Pull out every line with the word "text".

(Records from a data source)
— Start —

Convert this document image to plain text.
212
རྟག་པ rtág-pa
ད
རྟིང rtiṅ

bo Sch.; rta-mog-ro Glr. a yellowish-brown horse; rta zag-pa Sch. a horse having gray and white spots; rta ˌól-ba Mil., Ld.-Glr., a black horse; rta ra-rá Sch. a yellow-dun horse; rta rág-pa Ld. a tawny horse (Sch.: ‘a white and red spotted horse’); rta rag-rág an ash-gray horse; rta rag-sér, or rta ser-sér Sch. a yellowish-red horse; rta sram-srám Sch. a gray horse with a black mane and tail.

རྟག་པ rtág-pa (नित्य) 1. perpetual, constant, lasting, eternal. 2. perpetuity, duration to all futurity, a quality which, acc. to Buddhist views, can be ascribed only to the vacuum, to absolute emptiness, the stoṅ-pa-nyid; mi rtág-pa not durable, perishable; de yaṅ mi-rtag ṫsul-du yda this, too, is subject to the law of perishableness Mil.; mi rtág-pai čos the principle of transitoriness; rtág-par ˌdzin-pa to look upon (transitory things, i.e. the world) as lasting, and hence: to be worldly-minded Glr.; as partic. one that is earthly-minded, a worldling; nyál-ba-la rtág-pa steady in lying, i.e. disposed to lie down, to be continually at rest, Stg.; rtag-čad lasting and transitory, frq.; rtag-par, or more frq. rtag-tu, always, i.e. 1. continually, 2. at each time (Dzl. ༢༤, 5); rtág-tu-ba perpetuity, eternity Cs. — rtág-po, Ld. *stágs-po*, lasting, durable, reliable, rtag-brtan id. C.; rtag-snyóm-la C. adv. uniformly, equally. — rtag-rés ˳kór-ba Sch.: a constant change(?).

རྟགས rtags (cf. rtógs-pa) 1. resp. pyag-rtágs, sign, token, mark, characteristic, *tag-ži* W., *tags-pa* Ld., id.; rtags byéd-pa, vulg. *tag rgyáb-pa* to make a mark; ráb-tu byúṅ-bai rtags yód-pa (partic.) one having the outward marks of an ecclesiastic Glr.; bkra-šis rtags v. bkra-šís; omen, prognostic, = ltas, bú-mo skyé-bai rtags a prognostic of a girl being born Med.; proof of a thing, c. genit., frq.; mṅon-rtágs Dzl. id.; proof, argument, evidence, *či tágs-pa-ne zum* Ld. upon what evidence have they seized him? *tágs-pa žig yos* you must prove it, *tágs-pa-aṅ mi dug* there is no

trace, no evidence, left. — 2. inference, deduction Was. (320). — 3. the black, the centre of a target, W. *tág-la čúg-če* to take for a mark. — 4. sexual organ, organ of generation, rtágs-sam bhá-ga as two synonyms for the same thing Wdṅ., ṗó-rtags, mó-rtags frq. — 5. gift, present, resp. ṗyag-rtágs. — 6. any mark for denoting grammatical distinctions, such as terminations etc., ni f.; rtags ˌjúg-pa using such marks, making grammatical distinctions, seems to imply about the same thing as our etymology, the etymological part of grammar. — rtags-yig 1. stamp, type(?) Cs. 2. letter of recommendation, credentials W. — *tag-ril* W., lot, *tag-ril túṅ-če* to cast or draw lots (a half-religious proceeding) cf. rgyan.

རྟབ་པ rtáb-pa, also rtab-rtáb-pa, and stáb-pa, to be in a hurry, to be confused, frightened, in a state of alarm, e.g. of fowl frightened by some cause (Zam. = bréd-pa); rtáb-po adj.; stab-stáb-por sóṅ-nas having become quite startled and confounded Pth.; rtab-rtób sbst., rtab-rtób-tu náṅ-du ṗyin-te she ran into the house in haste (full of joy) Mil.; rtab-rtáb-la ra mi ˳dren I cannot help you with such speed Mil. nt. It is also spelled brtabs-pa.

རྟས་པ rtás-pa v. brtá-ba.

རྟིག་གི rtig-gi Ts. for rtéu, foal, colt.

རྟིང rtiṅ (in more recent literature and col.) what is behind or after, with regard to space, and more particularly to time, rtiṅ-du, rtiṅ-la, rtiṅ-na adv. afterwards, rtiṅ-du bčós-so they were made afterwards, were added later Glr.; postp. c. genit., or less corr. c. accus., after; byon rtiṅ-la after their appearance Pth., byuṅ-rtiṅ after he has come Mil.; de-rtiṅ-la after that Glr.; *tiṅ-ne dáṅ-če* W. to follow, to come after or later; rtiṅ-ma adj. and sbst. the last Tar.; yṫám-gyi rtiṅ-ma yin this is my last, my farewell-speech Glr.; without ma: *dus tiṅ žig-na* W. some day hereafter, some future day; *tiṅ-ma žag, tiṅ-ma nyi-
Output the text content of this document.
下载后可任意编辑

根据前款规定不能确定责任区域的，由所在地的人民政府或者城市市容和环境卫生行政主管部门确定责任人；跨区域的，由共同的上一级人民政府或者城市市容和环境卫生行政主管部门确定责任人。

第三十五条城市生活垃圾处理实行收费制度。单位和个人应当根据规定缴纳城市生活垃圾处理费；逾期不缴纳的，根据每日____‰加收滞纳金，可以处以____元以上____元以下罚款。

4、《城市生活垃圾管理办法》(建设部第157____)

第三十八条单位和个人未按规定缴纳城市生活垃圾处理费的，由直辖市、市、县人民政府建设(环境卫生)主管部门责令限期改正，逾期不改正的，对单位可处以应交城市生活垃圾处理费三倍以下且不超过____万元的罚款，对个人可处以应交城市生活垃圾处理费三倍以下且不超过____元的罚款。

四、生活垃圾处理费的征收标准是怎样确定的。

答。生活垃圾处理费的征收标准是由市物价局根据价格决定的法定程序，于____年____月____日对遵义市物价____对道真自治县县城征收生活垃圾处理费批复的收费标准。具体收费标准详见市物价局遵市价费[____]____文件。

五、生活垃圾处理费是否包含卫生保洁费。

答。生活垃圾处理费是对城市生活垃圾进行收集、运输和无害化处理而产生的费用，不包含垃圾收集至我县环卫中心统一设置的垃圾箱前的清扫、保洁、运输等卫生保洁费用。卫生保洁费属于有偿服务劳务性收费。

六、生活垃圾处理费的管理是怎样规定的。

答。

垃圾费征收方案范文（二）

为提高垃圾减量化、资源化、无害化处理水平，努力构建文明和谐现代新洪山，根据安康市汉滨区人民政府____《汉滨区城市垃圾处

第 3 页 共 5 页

— End —

Written response
Convert this document image to plain text.
Output the text content of this document.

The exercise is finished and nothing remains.